━━━━━ WORKING DATA

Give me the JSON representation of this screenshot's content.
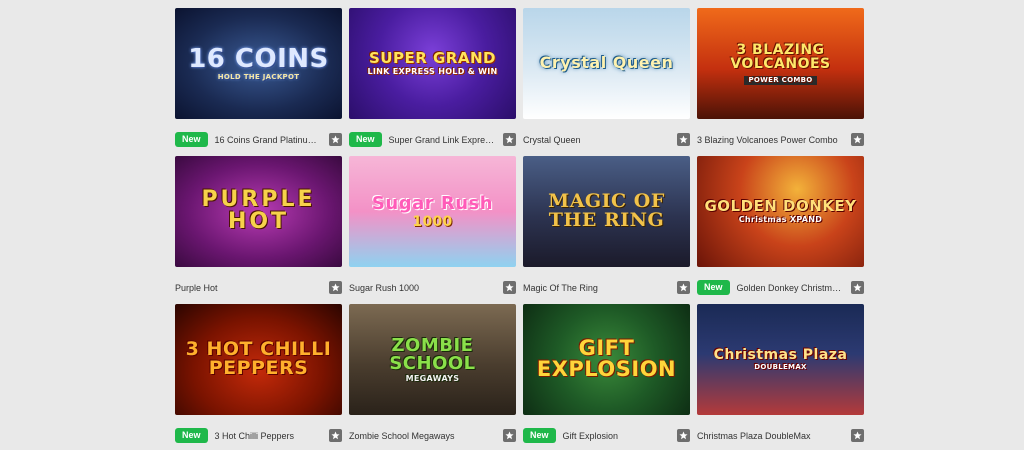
{
  "labels": {
    "new_badge": "New"
  },
  "games": [
    {
      "title": "16 Coins Grand Platinum E...",
      "is_new": true,
      "thumb_text": "16 COINS",
      "thumb_sub": "HOLD THE JACKPOT",
      "theme": "t0",
      "icon": "bookmark-icon"
    },
    {
      "title": "Super Grand Link Express: ...",
      "is_new": true,
      "thumb_text": "SUPER GRAND",
      "thumb_sub": "LINK EXPRESS HOLD & WIN",
      "theme": "t1",
      "icon": "bookmark-icon"
    },
    {
      "title": "Crystal Queen",
      "is_new": false,
      "thumb_text": "Crystal Queen",
      "thumb_sub": "",
      "theme": "t2",
      "icon": "bookmark-icon"
    },
    {
      "title": "3 Blazing Volcanoes Power Combo",
      "is_new": false,
      "thumb_text": "3 BLAZING VOLCANOES",
      "thumb_sub": "POWER COMBO",
      "theme": "t3",
      "icon": "bookmark-icon"
    },
    {
      "title": "Purple Hot",
      "is_new": false,
      "thumb_text": "PURPLE HOT",
      "thumb_sub": "",
      "theme": "t4",
      "icon": "bookmark-icon"
    },
    {
      "title": "Sugar Rush 1000",
      "is_new": false,
      "thumb_text": "Sugar Rush",
      "thumb_sub": "1000",
      "theme": "t5",
      "icon": "bookmark-icon"
    },
    {
      "title": "Magic Of The Ring",
      "is_new": false,
      "thumb_text": "MAGIC OF THE RING",
      "thumb_sub": "",
      "theme": "t6",
      "icon": "bookmark-icon"
    },
    {
      "title": "Golden Donkey Christmas ...",
      "is_new": true,
      "thumb_text": "GOLDEN DONKEY",
      "thumb_sub": "Christmas XPAND",
      "theme": "t7",
      "icon": "bookmark-icon"
    },
    {
      "title": "3 Hot Chilli Peppers",
      "is_new": true,
      "thumb_text": "3 HOT CHILLI PEPPERS",
      "thumb_sub": "",
      "theme": "t8",
      "icon": "bookmark-icon"
    },
    {
      "title": "Zombie School Megaways",
      "is_new": false,
      "thumb_text": "ZOMBIE SCHOOL",
      "thumb_sub": "MEGAWAYS",
      "theme": "t9",
      "icon": "bookmark-icon"
    },
    {
      "title": "Gift Explosion",
      "is_new": true,
      "thumb_text": "GIFT EXPLOSION",
      "thumb_sub": "",
      "theme": "t10",
      "icon": "bookmark-icon"
    },
    {
      "title": "Christmas Plaza DoubleMax",
      "is_new": false,
      "thumb_text": "Christmas Plaza",
      "thumb_sub": "DOUBLEMAX",
      "theme": "t11",
      "icon": "bookmark-icon"
    }
  ],
  "colors": {
    "new_badge": "#1fb84a",
    "background": "#e9e9e9",
    "bookmark": "#6e6e6e"
  }
}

━━━━━━━━━━

**GOAL:** Pick out all lines from the data above in which the word "Sugar" appears.

**TASK SOLUTION:**
      "title": "Sugar Rush 1000",
      "thumb_text": "Sugar Rush",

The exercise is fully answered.